Data records:
=====

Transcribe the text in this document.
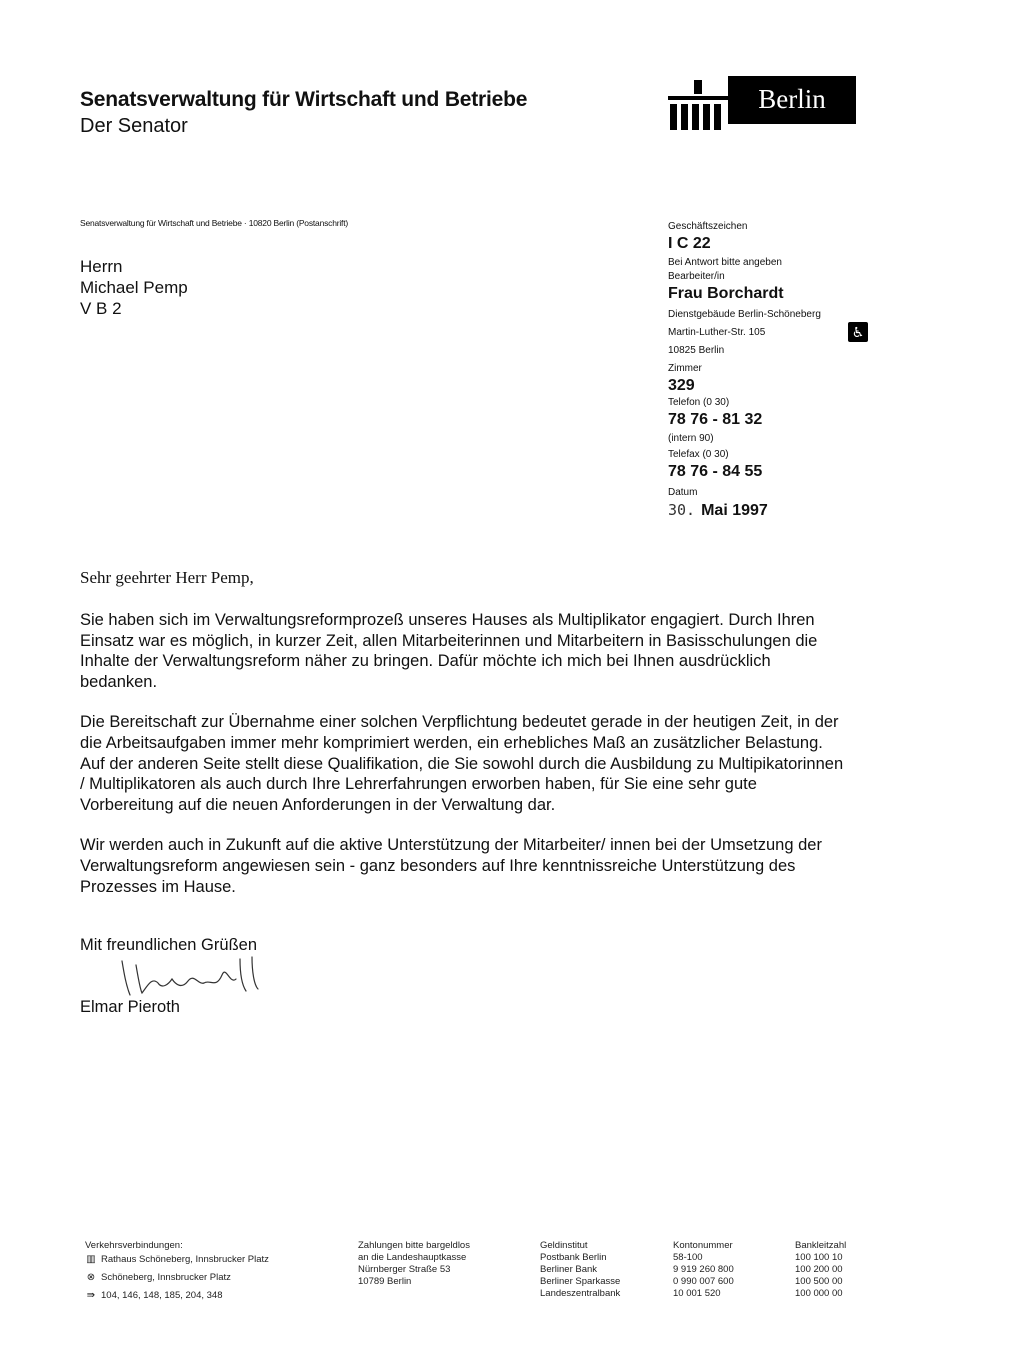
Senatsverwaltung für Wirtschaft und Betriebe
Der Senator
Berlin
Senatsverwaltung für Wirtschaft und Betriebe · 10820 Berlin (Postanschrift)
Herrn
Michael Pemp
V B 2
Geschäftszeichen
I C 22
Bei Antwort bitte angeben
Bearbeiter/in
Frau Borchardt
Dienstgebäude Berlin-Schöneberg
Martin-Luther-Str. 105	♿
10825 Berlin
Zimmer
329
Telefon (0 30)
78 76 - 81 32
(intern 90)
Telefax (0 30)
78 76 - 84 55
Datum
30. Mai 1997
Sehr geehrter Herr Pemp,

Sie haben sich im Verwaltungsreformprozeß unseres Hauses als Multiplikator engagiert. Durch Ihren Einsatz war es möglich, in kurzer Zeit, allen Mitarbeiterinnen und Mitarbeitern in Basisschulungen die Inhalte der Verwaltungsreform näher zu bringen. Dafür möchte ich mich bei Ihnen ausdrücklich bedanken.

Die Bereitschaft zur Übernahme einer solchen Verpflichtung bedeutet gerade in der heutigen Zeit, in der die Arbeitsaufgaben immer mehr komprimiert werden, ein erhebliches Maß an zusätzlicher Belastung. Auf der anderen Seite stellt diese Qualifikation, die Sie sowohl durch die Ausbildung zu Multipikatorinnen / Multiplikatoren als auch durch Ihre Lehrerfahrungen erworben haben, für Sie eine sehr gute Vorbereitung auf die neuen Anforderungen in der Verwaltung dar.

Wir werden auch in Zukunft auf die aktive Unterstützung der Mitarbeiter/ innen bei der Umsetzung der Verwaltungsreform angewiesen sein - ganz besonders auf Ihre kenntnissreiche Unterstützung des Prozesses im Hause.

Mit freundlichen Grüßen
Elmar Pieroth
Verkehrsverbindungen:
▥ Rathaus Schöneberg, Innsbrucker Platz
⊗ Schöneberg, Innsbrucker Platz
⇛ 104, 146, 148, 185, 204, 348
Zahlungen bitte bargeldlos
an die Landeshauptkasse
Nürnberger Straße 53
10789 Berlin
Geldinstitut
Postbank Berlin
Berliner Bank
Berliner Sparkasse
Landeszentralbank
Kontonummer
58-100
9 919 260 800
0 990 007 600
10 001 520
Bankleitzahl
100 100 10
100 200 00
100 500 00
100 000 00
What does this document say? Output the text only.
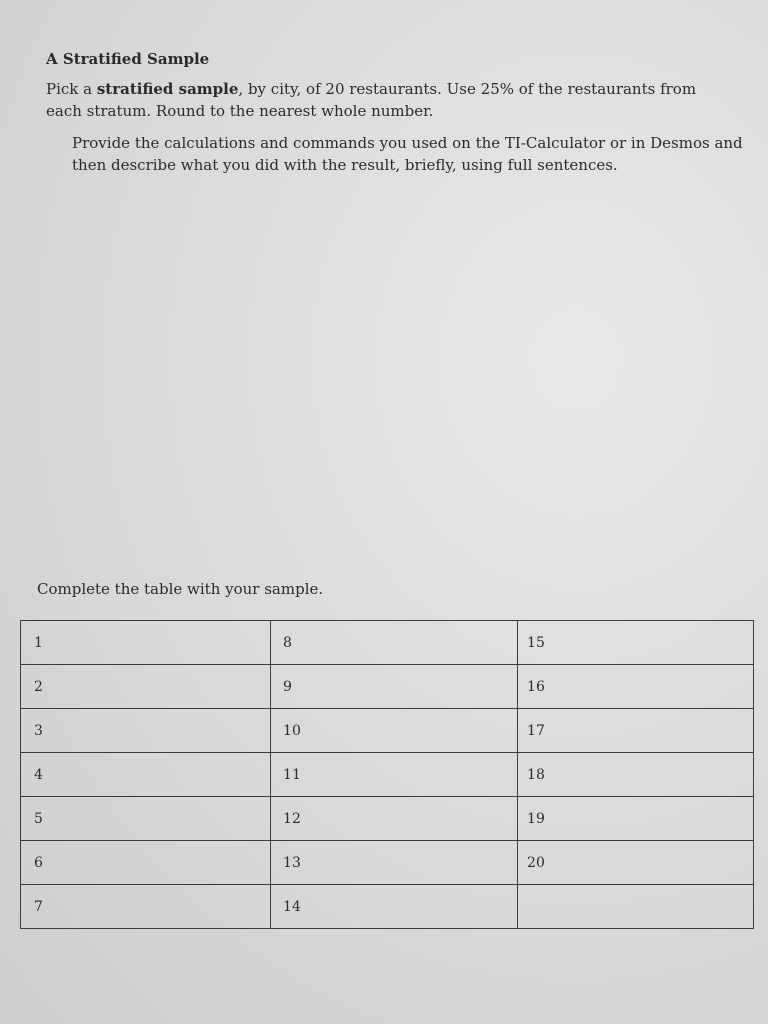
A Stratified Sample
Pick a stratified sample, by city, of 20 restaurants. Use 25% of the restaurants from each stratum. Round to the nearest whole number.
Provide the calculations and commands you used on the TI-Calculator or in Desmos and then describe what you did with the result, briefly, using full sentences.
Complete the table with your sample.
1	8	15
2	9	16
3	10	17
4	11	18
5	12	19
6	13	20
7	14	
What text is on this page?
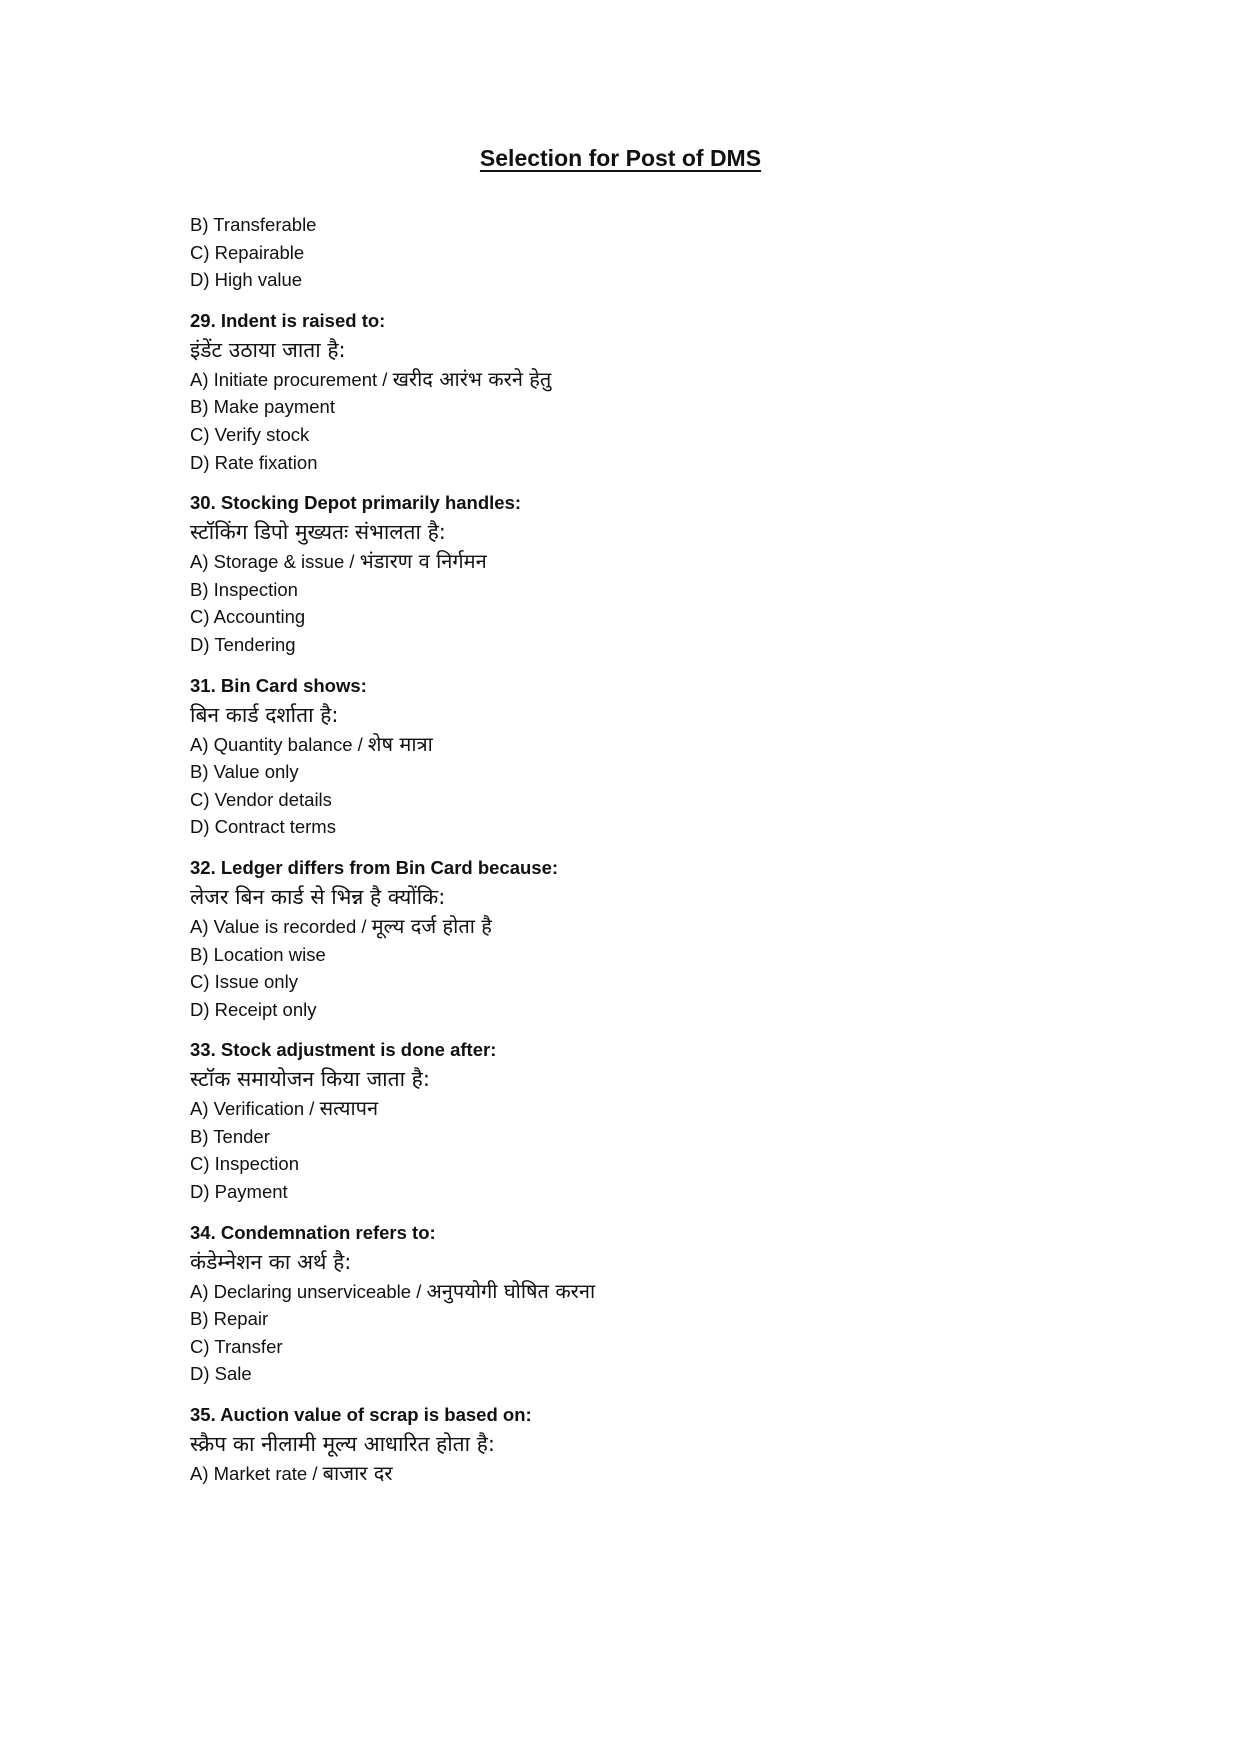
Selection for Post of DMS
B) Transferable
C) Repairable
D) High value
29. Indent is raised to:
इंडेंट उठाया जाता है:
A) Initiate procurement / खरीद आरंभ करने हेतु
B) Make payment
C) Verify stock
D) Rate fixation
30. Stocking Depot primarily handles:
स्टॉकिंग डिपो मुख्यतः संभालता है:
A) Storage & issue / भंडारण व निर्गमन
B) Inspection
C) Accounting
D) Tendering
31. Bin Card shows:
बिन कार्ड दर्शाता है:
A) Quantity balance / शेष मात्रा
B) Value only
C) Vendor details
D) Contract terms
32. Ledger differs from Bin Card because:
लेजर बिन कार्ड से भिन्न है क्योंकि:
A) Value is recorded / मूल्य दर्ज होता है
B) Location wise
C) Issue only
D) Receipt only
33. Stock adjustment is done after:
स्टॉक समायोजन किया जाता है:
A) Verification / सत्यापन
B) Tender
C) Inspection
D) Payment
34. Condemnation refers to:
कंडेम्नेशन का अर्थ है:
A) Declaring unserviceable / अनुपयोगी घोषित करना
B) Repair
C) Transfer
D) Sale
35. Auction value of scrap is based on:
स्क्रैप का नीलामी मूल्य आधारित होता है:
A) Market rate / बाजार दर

=====

Quote the preceding listing precisely and completely, omitting its images.

## EXERCISE OUTPUT
Transcribe the text in this document.
Senatsverwaltung für Wirtschaft und Betriebe
Der Senator
Berlin
Senatsverwaltung für Wirtschaft und Betriebe · 10820 Berlin (Postanschrift)
Herrn
Michael Pemp
V B 2
Geschäftszeichen
I C 22
Bei Antwort bitte angeben
Bearbeiter/in
Frau Borchardt
Dienstgebäude Berlin-Schöneberg
Martin-Luther-Str. 105	♿
10825 Berlin
Zimmer
329
Telefon (0 30)
78 76 - 81 32
(intern 90)
Telefax (0 30)
78 76 - 84 55
Datum
30. Mai 1997
Sehr geehrter Herr Pemp,

Sie haben sich im Verwaltungsreformprozeß unseres Hauses als Multiplikator engagiert. Durch Ihren Einsatz war es möglich, in kurzer Zeit, allen Mitarbeiterinnen und Mitarbeitern in Basisschulungen die Inhalte der Verwaltungsreform näher zu bringen. Dafür möchte ich mich bei Ihnen ausdrücklich bedanken.

Die Bereitschaft zur Übernahme einer solchen Verpflichtung bedeutet gerade in der heutigen Zeit, in der die Arbeitsaufgaben immer mehr komprimiert werden, ein erhebliches Maß an zusätzlicher Belastung. Auf der anderen Seite stellt diese Qualifikation, die Sie sowohl durch die Ausbildung zu Multipikatorinnen / Multiplikatoren als auch durch Ihre Lehrerfahrungen erworben haben, für Sie eine sehr gute Vorbereitung auf die neuen Anforderungen in der Verwaltung dar.

Wir werden auch in Zukunft auf die aktive Unterstützung der Mitarbeiter/ innen bei der Umsetzung der Verwaltungsreform angewiesen sein - ganz besonders auf Ihre kenntnissreiche Unterstützung des Prozesses im Hause.

Mit freundlichen Grüßen
Elmar Pieroth
Verkehrsverbindungen:
▥ Rathaus Schöneberg, Innsbrucker Platz
⊗ Schöneberg, Innsbrucker Platz
⇛ 104, 146, 148, 185, 204, 348
Zahlungen bitte bargeldlos
an die Landeshauptkasse
Nürnberger Straße 53
10789 Berlin
Geldinstitut
Postbank Berlin
Berliner Bank
Berliner Sparkasse
Landeszentralbank
Kontonummer
58-100
9 919 260 800
0 990 007 600
10 001 520
Bankleitzahl
100 100 10
100 200 00
100 500 00
100 000 00
What does this document say? Output the text only.
A Stratified Sample
Pick a stratified sample, by city, of 20 restaurants. Use 25% of the restaurants from each stratum. Round to the nearest whole number.
Provide the calculations and commands you used on the TI-Calculator or in Desmos and then describe what you did with the result, briefly, using full sentences.
Complete the table with your sample.
1	8	15
2	9	16
3	10	17
4	11	18
5	12	19
6	13	20
7	14	
What text is on this page?
Selection for Post of DMS
B) Transferable
C) Repairable
D) High value
29. Indent is raised to:
इंडेंट उठाया जाता है:
A) Initiate procurement / खरीद आरंभ करने हेतु
B) Make payment
C) Verify stock
D) Rate fixation
30. Stocking Depot primarily handles:
स्टॉकिंग डिपो मुख्यतः संभालता है:
A) Storage & issue / भंडारण व निर्गमन
B) Inspection
C) Accounting
D) Tendering
31. Bin Card shows:
बिन कार्ड दर्शाता है:
A) Quantity balance / शेष मात्रा
B) Value only
C) Vendor details
D) Contract terms
32. Ledger differs from Bin Card because:
लेजर बिन कार्ड से भिन्न है क्योंकि:
A) Value is recorded / मूल्य दर्ज होता है
B) Location wise
C) Issue only
D) Receipt only
33. Stock adjustment is done after:
स्टॉक समायोजन किया जाता है:
A) Verification / सत्यापन
B) Tender
C) Inspection
D) Payment
34. Condemnation refers to:
कंडेम्नेशन का अर्थ है:
A) Declaring unserviceable / अनुपयोगी घोषित करना
B) Repair
C) Transfer
D) Sale
35. Auction value of scrap is based on:
स्क्रैप का नीलामी मूल्य आधारित होता है:
A) Market rate / बाजार दर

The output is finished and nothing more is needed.